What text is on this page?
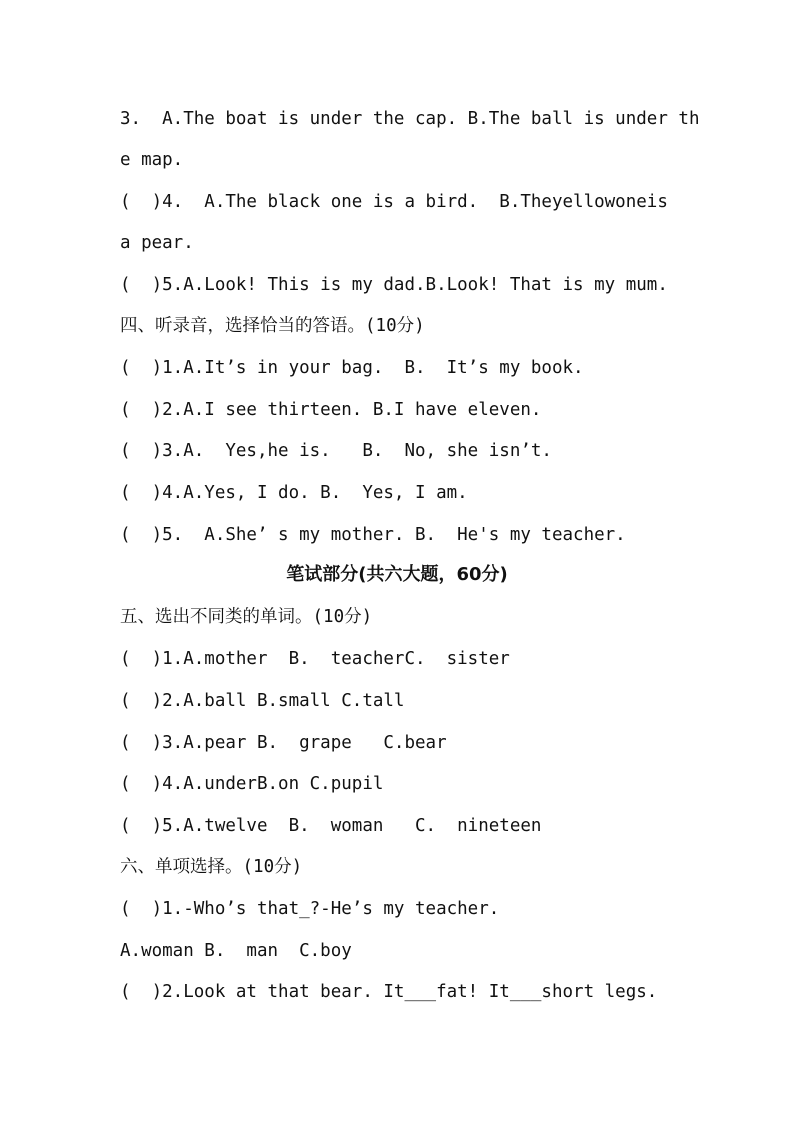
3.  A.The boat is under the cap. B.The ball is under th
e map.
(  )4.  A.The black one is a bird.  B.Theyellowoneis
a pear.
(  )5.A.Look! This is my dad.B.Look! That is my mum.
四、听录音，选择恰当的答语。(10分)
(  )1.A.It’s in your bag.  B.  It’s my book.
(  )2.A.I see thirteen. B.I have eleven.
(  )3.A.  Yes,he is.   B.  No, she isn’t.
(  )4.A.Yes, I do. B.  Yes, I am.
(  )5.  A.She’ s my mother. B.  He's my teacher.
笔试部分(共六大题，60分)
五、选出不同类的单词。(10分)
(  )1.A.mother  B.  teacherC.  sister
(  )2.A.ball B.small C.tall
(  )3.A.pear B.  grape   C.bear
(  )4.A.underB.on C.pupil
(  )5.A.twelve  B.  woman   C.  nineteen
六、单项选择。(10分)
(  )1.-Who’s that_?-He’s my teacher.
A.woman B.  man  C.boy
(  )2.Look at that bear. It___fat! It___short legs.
════
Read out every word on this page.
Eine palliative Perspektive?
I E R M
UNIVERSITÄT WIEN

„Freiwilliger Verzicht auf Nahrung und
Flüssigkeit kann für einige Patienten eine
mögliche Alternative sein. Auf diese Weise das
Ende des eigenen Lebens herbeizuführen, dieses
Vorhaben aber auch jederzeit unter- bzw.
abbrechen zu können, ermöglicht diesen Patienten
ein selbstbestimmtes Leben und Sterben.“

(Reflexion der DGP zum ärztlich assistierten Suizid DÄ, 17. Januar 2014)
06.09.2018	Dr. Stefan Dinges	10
════
• _Request_: Looking at the records above, tally the lines holding "page" and reply with that number only.

• _Answer to the task_: 2